GIVEN REQUEST> Type out every line below exactly as it reads.

RECORD EXTRACTS>

++++++++++++++++++++

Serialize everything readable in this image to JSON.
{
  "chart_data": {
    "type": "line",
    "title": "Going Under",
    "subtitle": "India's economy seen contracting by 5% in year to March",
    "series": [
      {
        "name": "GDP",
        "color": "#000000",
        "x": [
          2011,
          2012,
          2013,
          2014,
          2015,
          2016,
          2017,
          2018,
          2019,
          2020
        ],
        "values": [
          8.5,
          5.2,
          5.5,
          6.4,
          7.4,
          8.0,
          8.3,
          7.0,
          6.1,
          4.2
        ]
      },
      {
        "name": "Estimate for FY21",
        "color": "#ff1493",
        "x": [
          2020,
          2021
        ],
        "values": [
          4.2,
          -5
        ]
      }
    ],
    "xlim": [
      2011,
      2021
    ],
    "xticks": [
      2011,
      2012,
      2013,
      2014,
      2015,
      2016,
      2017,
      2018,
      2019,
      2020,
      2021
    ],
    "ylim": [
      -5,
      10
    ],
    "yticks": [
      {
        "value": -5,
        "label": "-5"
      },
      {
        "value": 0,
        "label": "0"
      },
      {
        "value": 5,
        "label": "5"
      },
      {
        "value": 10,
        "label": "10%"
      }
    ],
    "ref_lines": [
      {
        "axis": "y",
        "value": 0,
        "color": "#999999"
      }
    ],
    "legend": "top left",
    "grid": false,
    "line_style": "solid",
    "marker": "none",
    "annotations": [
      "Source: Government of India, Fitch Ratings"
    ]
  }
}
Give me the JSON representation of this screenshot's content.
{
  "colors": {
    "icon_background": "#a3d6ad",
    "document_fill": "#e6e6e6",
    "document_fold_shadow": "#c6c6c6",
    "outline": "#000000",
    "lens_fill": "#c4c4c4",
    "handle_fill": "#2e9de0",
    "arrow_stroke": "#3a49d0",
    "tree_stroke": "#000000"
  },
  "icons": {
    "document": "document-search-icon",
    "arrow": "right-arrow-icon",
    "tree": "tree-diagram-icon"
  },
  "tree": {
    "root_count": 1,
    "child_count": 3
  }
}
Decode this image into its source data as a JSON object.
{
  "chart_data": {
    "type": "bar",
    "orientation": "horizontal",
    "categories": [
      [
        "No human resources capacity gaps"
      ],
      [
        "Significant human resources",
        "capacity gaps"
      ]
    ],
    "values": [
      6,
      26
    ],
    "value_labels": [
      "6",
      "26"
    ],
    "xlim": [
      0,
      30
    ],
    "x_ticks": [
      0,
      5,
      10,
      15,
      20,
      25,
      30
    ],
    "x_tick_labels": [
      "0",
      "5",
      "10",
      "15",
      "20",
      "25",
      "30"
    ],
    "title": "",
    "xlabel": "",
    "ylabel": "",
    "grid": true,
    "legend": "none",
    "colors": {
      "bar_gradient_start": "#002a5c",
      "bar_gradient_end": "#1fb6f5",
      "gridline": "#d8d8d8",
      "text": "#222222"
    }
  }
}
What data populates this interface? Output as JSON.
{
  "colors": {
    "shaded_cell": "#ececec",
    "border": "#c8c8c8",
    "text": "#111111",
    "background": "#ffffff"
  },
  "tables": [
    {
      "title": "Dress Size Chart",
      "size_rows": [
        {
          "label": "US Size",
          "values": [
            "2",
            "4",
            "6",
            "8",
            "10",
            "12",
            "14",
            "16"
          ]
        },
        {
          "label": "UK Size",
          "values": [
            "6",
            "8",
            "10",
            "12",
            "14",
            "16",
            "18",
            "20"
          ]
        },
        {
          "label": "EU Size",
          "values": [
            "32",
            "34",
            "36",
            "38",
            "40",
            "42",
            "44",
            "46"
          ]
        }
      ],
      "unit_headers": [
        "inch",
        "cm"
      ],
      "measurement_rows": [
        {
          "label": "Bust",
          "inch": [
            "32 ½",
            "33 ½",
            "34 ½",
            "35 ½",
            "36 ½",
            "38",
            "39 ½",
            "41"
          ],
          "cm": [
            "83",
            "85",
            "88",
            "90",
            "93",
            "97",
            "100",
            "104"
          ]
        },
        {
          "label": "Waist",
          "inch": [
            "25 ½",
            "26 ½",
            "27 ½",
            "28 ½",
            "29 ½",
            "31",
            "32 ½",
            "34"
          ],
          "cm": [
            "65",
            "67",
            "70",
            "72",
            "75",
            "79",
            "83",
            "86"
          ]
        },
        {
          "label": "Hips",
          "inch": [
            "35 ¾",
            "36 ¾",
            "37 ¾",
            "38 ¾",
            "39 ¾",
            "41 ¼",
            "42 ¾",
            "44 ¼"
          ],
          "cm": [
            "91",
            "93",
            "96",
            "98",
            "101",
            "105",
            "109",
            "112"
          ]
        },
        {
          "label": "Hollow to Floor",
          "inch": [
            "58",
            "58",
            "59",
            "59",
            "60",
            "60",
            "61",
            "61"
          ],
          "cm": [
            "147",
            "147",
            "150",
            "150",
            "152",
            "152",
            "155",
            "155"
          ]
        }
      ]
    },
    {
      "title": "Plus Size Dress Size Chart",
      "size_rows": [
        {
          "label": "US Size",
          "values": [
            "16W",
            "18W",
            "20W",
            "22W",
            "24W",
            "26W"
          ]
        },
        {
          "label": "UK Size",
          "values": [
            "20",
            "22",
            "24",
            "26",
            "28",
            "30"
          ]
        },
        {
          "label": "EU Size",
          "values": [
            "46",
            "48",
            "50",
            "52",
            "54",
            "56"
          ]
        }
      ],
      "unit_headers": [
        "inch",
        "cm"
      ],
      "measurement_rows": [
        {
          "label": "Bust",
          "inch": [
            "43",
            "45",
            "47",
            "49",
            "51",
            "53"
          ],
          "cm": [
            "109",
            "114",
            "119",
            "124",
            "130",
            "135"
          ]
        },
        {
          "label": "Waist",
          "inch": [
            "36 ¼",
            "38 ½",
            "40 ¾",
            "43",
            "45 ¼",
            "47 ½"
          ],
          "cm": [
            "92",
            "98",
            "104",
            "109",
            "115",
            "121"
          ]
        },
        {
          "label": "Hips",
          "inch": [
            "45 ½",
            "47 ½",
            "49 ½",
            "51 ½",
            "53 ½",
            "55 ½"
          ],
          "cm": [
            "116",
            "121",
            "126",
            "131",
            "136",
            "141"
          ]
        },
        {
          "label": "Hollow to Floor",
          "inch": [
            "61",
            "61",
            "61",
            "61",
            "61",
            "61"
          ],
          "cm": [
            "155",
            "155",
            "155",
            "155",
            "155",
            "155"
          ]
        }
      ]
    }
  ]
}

++++++++++++++++++++

RESULT FOR THIS TASK>
Serialize everything readable in this image to JSON.
{
  "chart_data": {
    "type": "line",
    "title": "Going Under",
    "subtitle": "India's economy seen contracting by 5% in year to March",
    "series": [
      {
        "name": "GDP",
        "color": "#000000",
        "x": [
          2011,
          2012,
          2013,
          2014,
          2015,
          2016,
          2017,
          2018,
          2019,
          2020
        ],
        "values": [
          8.5,
          5.2,
          5.5,
          6.4,
          7.4,
          8.0,
          8.3,
          7.0,
          6.1,
          4.2
        ]
      },
      {
        "name": "Estimate for FY21",
        "color": "#ff1493",
        "x": [
          2020,
          2021
        ],
        "values": [
          4.2,
          -5
        ]
      }
    ],
    "xlim": [
      2011,
      2021
    ],
    "xticks": [
      2011,
      2012,
      2013,
      2014,
      2015,
      2016,
      2017,
      2018,
      2019,
      2020,
      2021
    ],
    "ylim": [
      -5,
      10
    ],
    "yticks": [
      {
        "value": -5,
        "label": "-5"
      },
      {
        "value": 0,
        "label": "0"
      },
      {
        "value": 5,
        "label": "5"
      },
      {
        "value": 10,
        "label": "10%"
      }
    ],
    "ref_lines": [
      {
        "axis": "y",
        "value": 0,
        "color": "#999999"
      }
    ],
    "legend": "top left",
    "grid": false,
    "line_style": "solid",
    "marker": "none",
    "annotations": [
      "Source: Government of India, Fitch Ratings"
    ]
  }
}
Give me the JSON representation of this screenshot's content.
{
  "colors": {
    "icon_background": "#a3d6ad",
    "document_fill": "#e6e6e6",
    "document_fold_shadow": "#c6c6c6",
    "outline": "#000000",
    "lens_fill": "#c4c4c4",
    "handle_fill": "#2e9de0",
    "arrow_stroke": "#3a49d0",
    "tree_stroke": "#000000"
  },
  "icons": {
    "document": "document-search-icon",
    "arrow": "right-arrow-icon",
    "tree": "tree-diagram-icon"
  },
  "tree": {
    "root_count": 1,
    "child_count": 3
  }
}
Decode this image into its source data as a JSON object.
{
  "chart_data": {
    "type": "bar",
    "orientation": "horizontal",
    "categories": [
      [
        "No human resources capacity gaps"
      ],
      [
        "Significant human resources",
        "capacity gaps"
      ]
    ],
    "values": [
      6,
      26
    ],
    "value_labels": [
      "6",
      "26"
    ],
    "xlim": [
      0,
      30
    ],
    "x_ticks": [
      0,
      5,
      10,
      15,
      20,
      25,
      30
    ],
    "x_tick_labels": [
      "0",
      "5",
      "10",
      "15",
      "20",
      "25",
      "30"
    ],
    "title": "",
    "xlabel": "",
    "ylabel": "",
    "grid": true,
    "legend": "none",
    "colors": {
      "bar_gradient_start": "#002a5c",
      "bar_gradient_end": "#1fb6f5",
      "gridline": "#d8d8d8",
      "text": "#222222"
    }
  }
}
What data populates this interface? Output as JSON.
{
  "colors": {
    "shaded_cell": "#ececec",
    "border": "#c8c8c8",
    "text": "#111111",
    "background": "#ffffff"
  },
  "tables": [
    {
      "title": "Dress Size Chart",
      "size_rows": [
        {
          "label": "US Size",
          "values": [
            "2",
            "4",
            "6",
            "8",
            "10",
            "12",
            "14",
            "16"
          ]
        },
        {
          "label": "UK Size",
          "values": [
            "6",
            "8",
            "10",
            "12",
            "14",
            "16",
            "18",
            "20"
          ]
        },
        {
          "label": "EU Size",
          "values": [
            "32",
            "34",
            "36",
            "38",
            "40",
            "42",
            "44",
            "46"
          ]
        }
      ],
      "unit_headers": [
        "inch",
        "cm"
      ],
      "measurement_rows": [
        {
          "label": "Bust",
          "inch": [
            "32 ½",
            "33 ½",
            "34 ½",
            "35 ½",
            "36 ½",
            "38",
            "39 ½",
            "41"
          ],
          "cm": [
            "83",
            "85",
            "88",
            "90",
            "93",
            "97",
            "100",
            "104"
          ]
        },
        {
          "label": "Waist",
          "inch": [
            "25 ½",
            "26 ½",
            "27 ½",
            "28 ½",
            "29 ½",
            "31",
            "32 ½",
            "34"
          ],
          "cm": [
            "65",
            "67",
            "70",
            "72",
            "75",
            "79",
            "83",
            "86"
          ]
        },
        {
          "label": "Hips",
          "inch": [
            "35 ¾",
            "36 ¾",
            "37 ¾",
            "38 ¾",
            "39 ¾",
            "41 ¼",
            "42 ¾",
            "44 ¼"
          ],
          "cm": [
            "91",
            "93",
            "96",
            "98",
            "101",
            "105",
            "109",
            "112"
          ]
        },
        {
          "label": "Hollow to Floor",
          "inch": [
            "58",
            "58",
            "59",
            "59",
            "60",
            "60",
            "61",
            "61"
          ],
          "cm": [
            "147",
            "147",
            "150",
            "150",
            "152",
            "152",
            "155",
            "155"
          ]
        }
      ]
    },
    {
      "title": "Plus Size Dress Size Chart",
      "size_rows": [
        {
          "label": "US Size",
          "values": [
            "16W",
            "18W",
            "20W",
            "22W",
            "24W",
            "26W"
          ]
        },
        {
          "label": "UK Size",
          "values": [
            "20",
            "22",
            "24",
            "26",
            "28",
            "30"
          ]
        },
        {
          "label": "EU Size",
          "values": [
            "46",
            "48",
            "50",
            "52",
            "54",
            "56"
          ]
        }
      ],
      "unit_headers": [
        "inch",
        "cm"
      ],
      "measurement_rows": [
        {
          "label": "Bust",
          "inch": [
            "43",
            "45",
            "47",
            "49",
            "51",
            "53"
          ],
          "cm": [
            "109",
            "114",
            "119",
            "124",
            "130",
            "135"
          ]
        },
        {
          "label": "Waist",
          "inch": [
            "36 ¼",
            "38 ½",
            "40 ¾",
            "43",
            "45 ¼",
            "47 ½"
          ],
          "cm": [
            "92",
            "98",
            "104",
            "109",
            "115",
            "121"
          ]
        },
        {
          "label": "Hips",
          "inch": [
            "45 ½",
            "47 ½",
            "49 ½",
            "51 ½",
            "53 ½",
            "55 ½"
          ],
          "cm": [
            "116",
            "121",
            "126",
            "131",
            "136",
            "141"
          ]
        },
        {
          "label": "Hollow to Floor",
          "inch": [
            "61",
            "61",
            "61",
            "61",
            "61",
            "61"
          ],
          "cm": [
            "155",
            "155",
            "155",
            "155",
            "155",
            "155"
          ]
        }
      ]
    }
  ]
}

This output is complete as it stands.